[Stored records]
-- Begin --
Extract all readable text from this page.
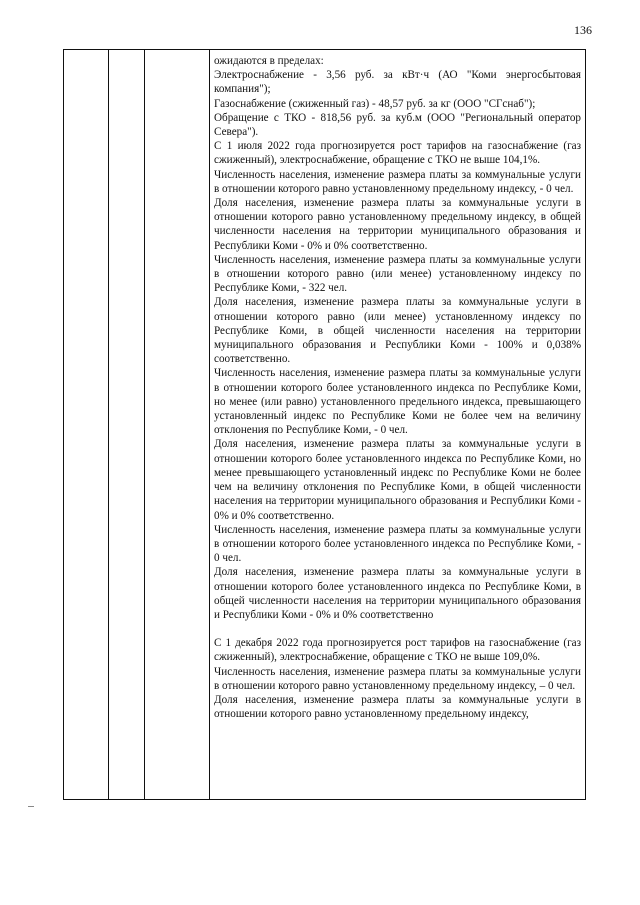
136

ожидаются в пределах:

Электроснабжение - 3,56 руб. за кВт·ч (АО "Коми энергосбытовая компания");

Газоснабжение (сжиженный газ) - 48,57 руб. за кг (ООО "СГснаб");

Обращение с ТКО - 818,56 руб. за куб.м (ООО "Региональный оператор Севера").

С 1 июля 2022 года прогнозируется рост тарифов на газоснабжение (газ сжиженный), электроснабжение, обращение с ТКО не выше 104,1%.

Численность населения, изменение размера платы за коммунальные услуги в отношении которого равно установленному предельному индексу, - 0 чел.

Доля населения, изменение размера платы за коммунальные услуги в отношении которого равно установленному предельному индексу, в общей численности населения на территории муниципального образования и Республики Коми - 0% и 0% соответственно.

Численность населения, изменение размера платы за коммунальные услуги в отношении которого равно (или менее) установленному индексу по Республике Коми, - 322 чел.

Доля населения, изменение размера платы за коммунальные услуги в отношении которого равно (или менее) установленному индексу по Республике Коми, в общей численности населения на территории муниципального образования и Республики Коми - 100% и 0,038% соответственно.

Численность населения, изменение размера платы за коммунальные услуги в отношении которого более установленного индекса по Республике Коми, но менее (или равно) установленного предельного индекса, превышающего установленный индекс по Республике Коми не более чем на величину отклонения по Республике Коми, - 0 чел.

Доля населения, изменение размера платы за коммунальные услуги в отношении которого более установленного индекса по Республике Коми, но менее превышающего установленный индекс по Республике Коми не более чем на величину отклонения по Республике Коми, в общей численности населения на территории муниципального образования и Республики Коми - 0% и 0% соответственно.

Численность населения, изменение размера платы за коммунальные услуги в отношении которого более установленного индекса по Республике Коми, - 0 чел.

Доля населения, изменение размера платы за коммунальные услуги в отношении которого более установленного индекса по Республике Коми, в общей численности населения на территории муниципального образования и Республики Коми - 0% и 0% соответственно

С 1 декабря 2022 года прогнозируется рост тарифов на газоснабжение (газ сжиженный), электроснабжение, обращение с ТКО не выше 109,0%.

Численность населения, изменение размера платы за коммунальные услуги в отношении которого равно установленному предельному индексу, – 0 чел.

Доля населения, изменение размера платы за коммунальные услуги в отношении которого равно установленному предельному индексу,
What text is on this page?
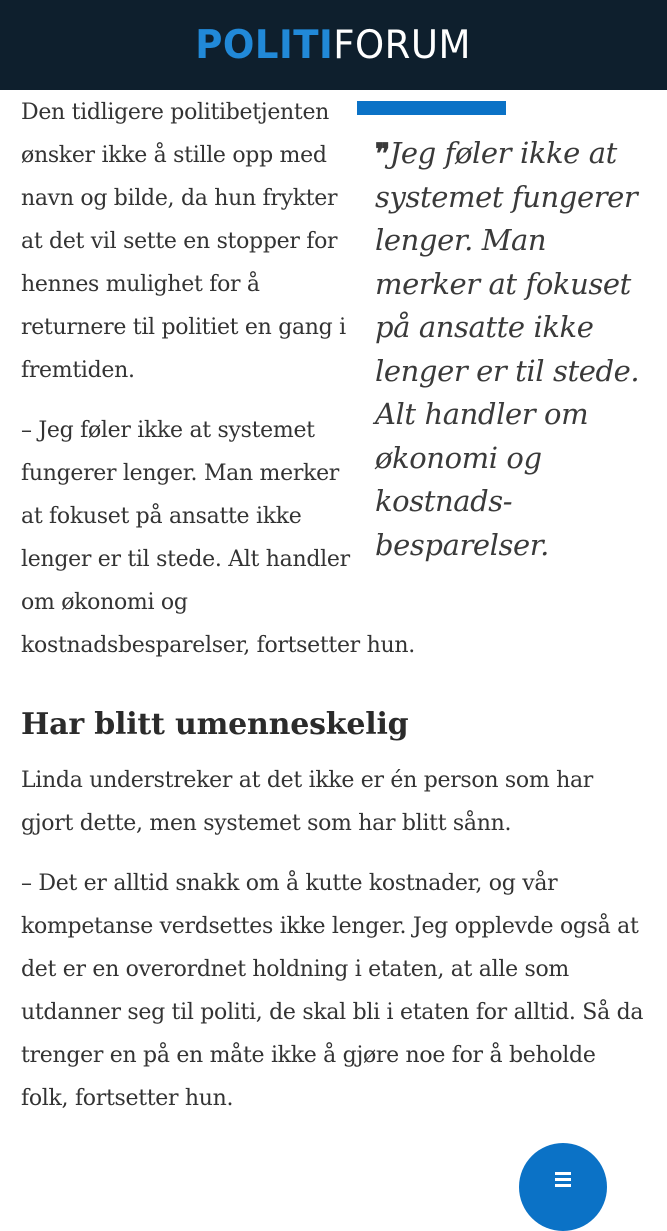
POLITIFORUM
❞Jeg føler ikke at systemet fungerer lenger. Man merker at fokuset på ansatte ikke lenger er til stede. Alt handler om økonomi og kostnadsbesparelser.

Den tidligere politibetjenten ønsker ikke å stille opp med navn og bilde, da hun frykter at det vil sette en stopper for hennes mulighet for å returnere til politiet en gang i fremtiden.

– Jeg føler ikke at systemet fungerer lenger. Man merker at fokuset på ansatte ikke lenger er til stede. Alt handler om økonomi og kostnadsbesparelser, fortsetter hun.

Har blitt umenneskelig

Linda understreker at det ikke er én person som har gjort dette, men systemet som har blitt sånn.

– Det er alltid snakk om å kutte kostnader, og vår kompetanse verdsettes ikke lenger. Jeg opplevde også at det er en overordnet holdning i etaten, at alle som utdanner seg til politi, de skal bli i etaten for alltid. Så da trenger en på en måte ikke å gjøre noe for å beholde folk, fortsetter hun.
-- End --
Take the listing above and restate it word for word, without its pictures.

Extract all readable text from this page.
136

ожидаются в пределах:

Электроснабжение - 3,56 руб. за кВт·ч (АО "Коми энергосбытовая компания");

Газоснабжение (сжиженный газ) - 48,57 руб. за кг (ООО "СГснаб");

Обращение с ТКО - 818,56 руб. за куб.м (ООО "Региональный оператор Севера").

С 1 июля 2022 года прогнозируется рост тарифов на газоснабжение (газ сжиженный), электроснабжение, обращение с ТКО не выше 104,1%.

Численность населения, изменение размера платы за коммунальные услуги в отношении которого равно установленному предельному индексу, - 0 чел.

Доля населения, изменение размера платы за коммунальные услуги в отношении которого равно установленному предельному индексу, в общей численности населения на территории муниципального образования и Республики Коми - 0% и 0% соответственно.

Численность населения, изменение размера платы за коммунальные услуги в отношении которого равно (или менее) установленному индексу по Республике Коми, - 322 чел.

Доля населения, изменение размера платы за коммунальные услуги в отношении которого равно (или менее) установленному индексу по Республике Коми, в общей численности населения на территории муниципального образования и Республики Коми - 100% и 0,038% соответственно.

Численность населения, изменение размера платы за коммунальные услуги в отношении которого более установленного индекса по Республике Коми, но менее (или равно) установленного предельного индекса, превышающего установленный индекс по Республике Коми не более чем на величину отклонения по Республике Коми, - 0 чел.

Доля населения, изменение размера платы за коммунальные услуги в отношении которого более установленного индекса по Республике Коми, но менее превышающего установленный индекс по Республике Коми не более чем на величину отклонения по Республике Коми, в общей численности населения на территории муниципального образования и Республики Коми - 0% и 0% соответственно.

Численность населения, изменение размера платы за коммунальные услуги в отношении которого более установленного индекса по Республике Коми, - 0 чел.

Доля населения, изменение размера платы за коммунальные услуги в отношении которого более установленного индекса по Республике Коми, в общей численности населения на территории муниципального образования и Республики Коми - 0% и 0% соответственно

С 1 декабря 2022 года прогнозируется рост тарифов на газоснабжение (газ сжиженный), электроснабжение, обращение с ТКО не выше 109,0%.

Численность населения, изменение размера платы за коммунальные услуги в отношении которого равно установленному предельному индексу, – 0 чел.

Доля населения, изменение размера платы за коммунальные услуги в отношении которого равно установленному предельному индексу,
What text is on this page?
POLITIFORUM
❞Jeg føler ikke at systemet fungerer lenger. Man merker at fokuset på ansatte ikke lenger er til stede. Alt handler om økonomi og kostnadsbesparelser.

Den tidligere politibetjenten ønsker ikke å stille opp med navn og bilde, da hun frykter at det vil sette en stopper for hennes mulighet for å returnere til politiet en gang i fremtiden.

– Jeg føler ikke at systemet fungerer lenger. Man merker at fokuset på ansatte ikke lenger er til stede. Alt handler om økonomi og kostnadsbesparelser, fortsetter hun.

Har blitt umenneskelig

Linda understreker at det ikke er én person som har gjort dette, men systemet som har blitt sånn.

– Det er alltid snakk om å kutte kostnader, og vår kompetanse verdsettes ikke lenger. Jeg opplevde også at det er en overordnet holdning i etaten, at alle som utdanner seg til politi, de skal bli i etaten for alltid. Så da trenger en på en måte ikke å gjøre noe for å beholde folk, fortsetter hun.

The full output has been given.